[Spatial annotation records]
--------------------------------

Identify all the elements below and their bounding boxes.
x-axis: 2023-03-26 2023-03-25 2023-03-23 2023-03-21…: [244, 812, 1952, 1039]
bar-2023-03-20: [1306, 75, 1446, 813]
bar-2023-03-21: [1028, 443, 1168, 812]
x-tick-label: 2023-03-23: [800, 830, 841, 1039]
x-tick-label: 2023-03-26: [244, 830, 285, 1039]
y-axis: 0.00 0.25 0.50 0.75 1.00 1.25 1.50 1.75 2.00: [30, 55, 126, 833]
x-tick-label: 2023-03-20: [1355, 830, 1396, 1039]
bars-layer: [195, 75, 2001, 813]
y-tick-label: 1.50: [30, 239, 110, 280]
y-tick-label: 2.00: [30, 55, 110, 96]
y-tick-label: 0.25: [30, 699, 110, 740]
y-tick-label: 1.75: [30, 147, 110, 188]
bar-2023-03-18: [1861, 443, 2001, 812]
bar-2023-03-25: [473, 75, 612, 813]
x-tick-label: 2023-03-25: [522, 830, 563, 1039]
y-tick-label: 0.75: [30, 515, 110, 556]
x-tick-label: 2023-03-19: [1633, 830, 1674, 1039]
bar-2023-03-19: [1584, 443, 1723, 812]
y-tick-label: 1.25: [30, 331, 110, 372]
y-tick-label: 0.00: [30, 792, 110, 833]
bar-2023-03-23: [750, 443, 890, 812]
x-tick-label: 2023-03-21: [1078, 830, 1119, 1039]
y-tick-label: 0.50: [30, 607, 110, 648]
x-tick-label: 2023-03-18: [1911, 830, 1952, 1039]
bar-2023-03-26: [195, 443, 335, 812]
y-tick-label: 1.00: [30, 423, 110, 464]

--------------------------------

Work to do>
Copy the lines above word for word, with nothing changed.

Solution to the exercise>
Identify all the elements below and their bounding boxes.
x-axis: 2023-03-26 2023-03-25 2023-03-23 2023-03-21…: [244, 812, 1952, 1039]
bar-2023-03-20: [1306, 75, 1446, 813]
bar-2023-03-21: [1028, 443, 1168, 812]
x-tick-label: 2023-03-23: [800, 830, 841, 1039]
x-tick-label: 2023-03-26: [244, 830, 285, 1039]
y-axis: 0.00 0.25 0.50 0.75 1.00 1.25 1.50 1.75 2.00: [30, 55, 126, 833]
x-tick-label: 2023-03-20: [1355, 830, 1396, 1039]
bars-layer: [195, 75, 2001, 813]
y-tick-label: 1.50: [30, 239, 110, 280]
y-tick-label: 2.00: [30, 55, 110, 96]
y-tick-label: 0.25: [30, 699, 110, 740]
y-tick-label: 1.75: [30, 147, 110, 188]
bar-2023-03-18: [1861, 443, 2001, 812]
bar-2023-03-25: [473, 75, 612, 813]
x-tick-label: 2023-03-25: [522, 830, 563, 1039]
y-tick-label: 0.75: [30, 515, 110, 556]
x-tick-label: 2023-03-19: [1633, 830, 1674, 1039]
bar-2023-03-19: [1584, 443, 1723, 812]
y-tick-label: 1.25: [30, 331, 110, 372]
y-tick-label: 0.00: [30, 792, 110, 833]
bar-2023-03-23: [750, 443, 890, 812]
x-tick-label: 2023-03-21: [1078, 830, 1119, 1039]
y-tick-label: 0.50: [30, 607, 110, 648]
x-tick-label: 2023-03-18: [1911, 830, 1952, 1039]
bar-2023-03-26: [195, 443, 335, 812]
y-tick-label: 1.00: [30, 423, 110, 464]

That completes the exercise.